EXERCISE REQUIREMENTS: Search the material for the word "ylabel" and report each line where it turns up.

(Figure contents as structured data)
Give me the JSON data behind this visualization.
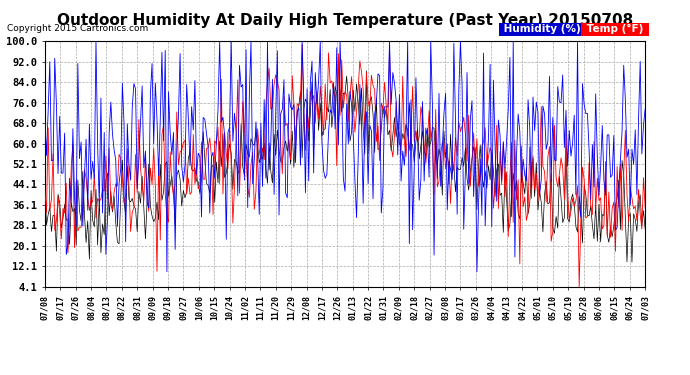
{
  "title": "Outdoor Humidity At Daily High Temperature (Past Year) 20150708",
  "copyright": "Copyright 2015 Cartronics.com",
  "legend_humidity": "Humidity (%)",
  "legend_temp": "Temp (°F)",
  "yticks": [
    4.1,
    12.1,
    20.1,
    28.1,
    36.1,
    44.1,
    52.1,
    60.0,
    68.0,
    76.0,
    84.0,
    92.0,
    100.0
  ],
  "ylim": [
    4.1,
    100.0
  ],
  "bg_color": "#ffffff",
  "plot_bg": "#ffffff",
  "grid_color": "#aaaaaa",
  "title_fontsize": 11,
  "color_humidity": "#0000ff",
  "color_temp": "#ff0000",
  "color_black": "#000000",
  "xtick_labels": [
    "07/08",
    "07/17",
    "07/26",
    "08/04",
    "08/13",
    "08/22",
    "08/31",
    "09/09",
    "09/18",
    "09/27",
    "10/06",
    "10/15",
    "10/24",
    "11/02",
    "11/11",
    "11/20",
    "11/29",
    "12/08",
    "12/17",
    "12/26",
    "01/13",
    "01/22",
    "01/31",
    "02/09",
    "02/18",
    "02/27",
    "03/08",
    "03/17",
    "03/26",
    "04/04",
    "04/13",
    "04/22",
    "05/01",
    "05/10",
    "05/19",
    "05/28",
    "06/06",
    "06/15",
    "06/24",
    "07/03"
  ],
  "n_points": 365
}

* * *

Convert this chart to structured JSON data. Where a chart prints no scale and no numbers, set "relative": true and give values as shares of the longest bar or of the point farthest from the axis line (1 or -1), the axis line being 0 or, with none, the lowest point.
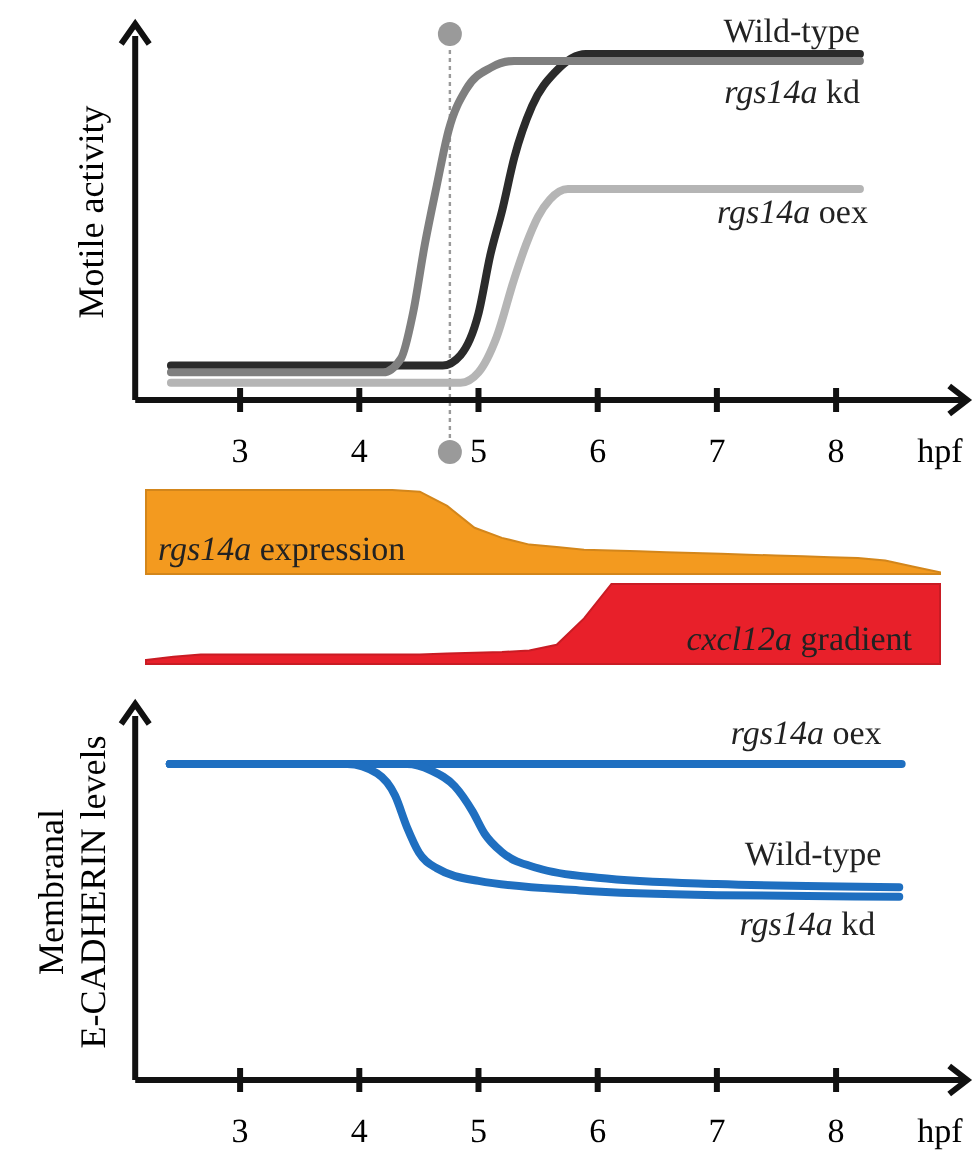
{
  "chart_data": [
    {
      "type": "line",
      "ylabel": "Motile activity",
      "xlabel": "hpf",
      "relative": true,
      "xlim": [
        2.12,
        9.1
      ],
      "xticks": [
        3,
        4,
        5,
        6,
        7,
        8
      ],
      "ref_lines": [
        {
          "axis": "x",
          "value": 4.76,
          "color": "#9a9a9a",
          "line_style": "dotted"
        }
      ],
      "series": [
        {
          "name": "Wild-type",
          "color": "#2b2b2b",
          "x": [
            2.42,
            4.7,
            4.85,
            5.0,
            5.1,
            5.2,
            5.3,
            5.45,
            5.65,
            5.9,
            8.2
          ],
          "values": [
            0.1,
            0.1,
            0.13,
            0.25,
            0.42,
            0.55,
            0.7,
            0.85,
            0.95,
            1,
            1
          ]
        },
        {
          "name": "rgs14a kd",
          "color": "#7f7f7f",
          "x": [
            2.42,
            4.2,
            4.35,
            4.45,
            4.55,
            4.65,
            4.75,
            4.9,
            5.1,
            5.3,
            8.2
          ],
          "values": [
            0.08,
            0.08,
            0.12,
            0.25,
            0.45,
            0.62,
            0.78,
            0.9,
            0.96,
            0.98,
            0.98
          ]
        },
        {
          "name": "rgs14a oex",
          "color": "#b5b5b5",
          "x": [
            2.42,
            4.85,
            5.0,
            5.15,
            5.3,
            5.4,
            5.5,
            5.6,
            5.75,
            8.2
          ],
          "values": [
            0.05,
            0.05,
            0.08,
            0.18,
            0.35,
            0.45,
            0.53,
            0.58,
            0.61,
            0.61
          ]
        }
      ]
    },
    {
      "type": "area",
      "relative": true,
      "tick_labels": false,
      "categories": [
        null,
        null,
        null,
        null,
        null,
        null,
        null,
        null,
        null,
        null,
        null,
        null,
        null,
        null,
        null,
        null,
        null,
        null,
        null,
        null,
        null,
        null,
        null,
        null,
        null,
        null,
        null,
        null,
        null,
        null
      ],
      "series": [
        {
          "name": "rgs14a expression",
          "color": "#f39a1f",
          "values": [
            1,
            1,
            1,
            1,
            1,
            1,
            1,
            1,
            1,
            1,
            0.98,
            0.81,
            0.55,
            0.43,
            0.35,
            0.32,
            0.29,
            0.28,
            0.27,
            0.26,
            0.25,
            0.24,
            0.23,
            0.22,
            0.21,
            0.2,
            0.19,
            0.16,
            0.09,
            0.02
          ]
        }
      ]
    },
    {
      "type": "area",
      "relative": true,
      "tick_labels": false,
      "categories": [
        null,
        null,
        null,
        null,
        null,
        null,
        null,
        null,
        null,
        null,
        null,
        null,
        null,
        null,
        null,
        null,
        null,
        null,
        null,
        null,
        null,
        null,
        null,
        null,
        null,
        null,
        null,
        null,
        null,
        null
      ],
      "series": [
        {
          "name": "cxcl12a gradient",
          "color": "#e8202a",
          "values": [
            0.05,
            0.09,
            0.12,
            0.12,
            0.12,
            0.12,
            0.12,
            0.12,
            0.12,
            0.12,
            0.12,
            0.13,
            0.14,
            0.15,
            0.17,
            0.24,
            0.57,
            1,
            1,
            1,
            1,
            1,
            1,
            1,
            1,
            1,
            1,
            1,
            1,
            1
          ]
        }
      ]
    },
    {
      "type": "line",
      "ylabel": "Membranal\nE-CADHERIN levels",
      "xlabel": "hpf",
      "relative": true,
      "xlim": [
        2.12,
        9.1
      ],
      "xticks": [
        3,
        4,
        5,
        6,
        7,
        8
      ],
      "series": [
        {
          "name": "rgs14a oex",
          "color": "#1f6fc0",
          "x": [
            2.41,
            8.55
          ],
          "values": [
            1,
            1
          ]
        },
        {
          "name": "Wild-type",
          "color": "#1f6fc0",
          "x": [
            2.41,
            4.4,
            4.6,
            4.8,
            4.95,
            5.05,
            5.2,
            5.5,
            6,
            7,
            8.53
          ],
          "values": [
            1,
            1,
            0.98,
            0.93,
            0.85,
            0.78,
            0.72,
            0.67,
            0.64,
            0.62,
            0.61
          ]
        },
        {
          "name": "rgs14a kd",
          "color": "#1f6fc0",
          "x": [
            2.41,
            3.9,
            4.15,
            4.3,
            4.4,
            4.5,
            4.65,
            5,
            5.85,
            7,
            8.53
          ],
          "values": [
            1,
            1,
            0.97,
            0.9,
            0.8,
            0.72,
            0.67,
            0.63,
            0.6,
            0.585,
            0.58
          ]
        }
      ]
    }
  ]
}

CORRECT OUTPUT:
      "ylabel": "Motile activity",
      "ylabel": "Membranal\nE-CADHERIN levels",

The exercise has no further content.